▶ DIRECTIONS FOR THIS TASK: The records that follow must be repeated verbatim, every one of them.

(Dataset items)
((

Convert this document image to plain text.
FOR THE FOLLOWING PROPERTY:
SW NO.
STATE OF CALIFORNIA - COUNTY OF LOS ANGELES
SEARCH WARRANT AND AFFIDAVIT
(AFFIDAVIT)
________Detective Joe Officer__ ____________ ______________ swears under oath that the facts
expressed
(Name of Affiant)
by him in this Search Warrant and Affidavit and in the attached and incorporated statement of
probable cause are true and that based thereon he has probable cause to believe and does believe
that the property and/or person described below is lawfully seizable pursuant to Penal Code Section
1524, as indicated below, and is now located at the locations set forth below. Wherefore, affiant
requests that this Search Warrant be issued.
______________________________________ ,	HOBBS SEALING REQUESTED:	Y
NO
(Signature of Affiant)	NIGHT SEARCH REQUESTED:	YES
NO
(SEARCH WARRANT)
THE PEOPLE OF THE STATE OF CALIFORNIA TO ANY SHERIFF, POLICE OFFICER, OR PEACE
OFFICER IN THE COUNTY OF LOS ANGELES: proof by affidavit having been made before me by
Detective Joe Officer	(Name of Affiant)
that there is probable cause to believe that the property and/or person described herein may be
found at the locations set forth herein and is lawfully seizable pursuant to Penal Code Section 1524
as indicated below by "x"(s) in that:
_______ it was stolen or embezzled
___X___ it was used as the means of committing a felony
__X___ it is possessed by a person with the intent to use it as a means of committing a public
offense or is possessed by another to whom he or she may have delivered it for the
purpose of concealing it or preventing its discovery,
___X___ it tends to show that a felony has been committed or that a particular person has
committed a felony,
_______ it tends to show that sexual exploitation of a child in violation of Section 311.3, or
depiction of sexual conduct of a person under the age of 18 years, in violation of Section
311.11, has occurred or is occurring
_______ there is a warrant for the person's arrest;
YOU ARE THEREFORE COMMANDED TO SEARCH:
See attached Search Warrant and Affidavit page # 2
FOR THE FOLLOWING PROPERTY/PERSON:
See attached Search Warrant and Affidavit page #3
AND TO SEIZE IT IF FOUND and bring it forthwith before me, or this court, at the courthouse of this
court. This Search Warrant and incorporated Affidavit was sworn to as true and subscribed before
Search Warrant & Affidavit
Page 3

))

▶ WRITTEN RESPONSE:
Convert this document image to plain text.
FOR THE FOLLOWING PROPERTY:
SW NO.
STATE OF CALIFORNIA - COUNTY OF LOS ANGELES
SEARCH WARRANT AND AFFIDAVIT
(AFFIDAVIT)
________Detective Joe Officer__ ____________ ______________ swears under oath that the facts
expressed
(Name of Affiant)
by him in this Search Warrant and Affidavit and in the attached and incorporated statement of
probable cause are true and that based thereon he has probable cause to believe and does believe
that the property and/or person described below is lawfully seizable pursuant to Penal Code Section
1524, as indicated below, and is now located at the locations set forth below. Wherefore, affiant
requests that this Search Warrant be issued.
______________________________________ ,	HOBBS SEALING REQUESTED:	Y
NO
(Signature of Affiant)	NIGHT SEARCH REQUESTED:	YES
NO
(SEARCH WARRANT)
THE PEOPLE OF THE STATE OF CALIFORNIA TO ANY SHERIFF, POLICE OFFICER, OR PEACE
OFFICER IN THE COUNTY OF LOS ANGELES: proof by affidavit having been made before me by
Detective Joe Officer	(Name of Affiant)
that there is probable cause to believe that the property and/or person described herein may be
found at the locations set forth herein and is lawfully seizable pursuant to Penal Code Section 1524
as indicated below by "x"(s) in that:
_______ it was stolen or embezzled
___X___ it was used as the means of committing a felony
__X___ it is possessed by a person with the intent to use it as a means of committing a public
offense or is possessed by another to whom he or she may have delivered it for the
purpose of concealing it or preventing its discovery,
___X___ it tends to show that a felony has been committed or that a particular person has
committed a felony,
_______ it tends to show that sexual exploitation of a child in violation of Section 311.3, or
depiction of sexual conduct of a person under the age of 18 years, in violation of Section
311.11, has occurred or is occurring
_______ there is a warrant for the person's arrest;
YOU ARE THEREFORE COMMANDED TO SEARCH:
See attached Search Warrant and Affidavit page # 2
FOR THE FOLLOWING PROPERTY/PERSON:
See attached Search Warrant and Affidavit page #3
AND TO SEIZE IT IF FOUND and bring it forthwith before me, or this court, at the courthouse of this
court. This Search Warrant and incorporated Affidavit was sworn to as true and subscribed before
Search Warrant & Affidavit
Page 3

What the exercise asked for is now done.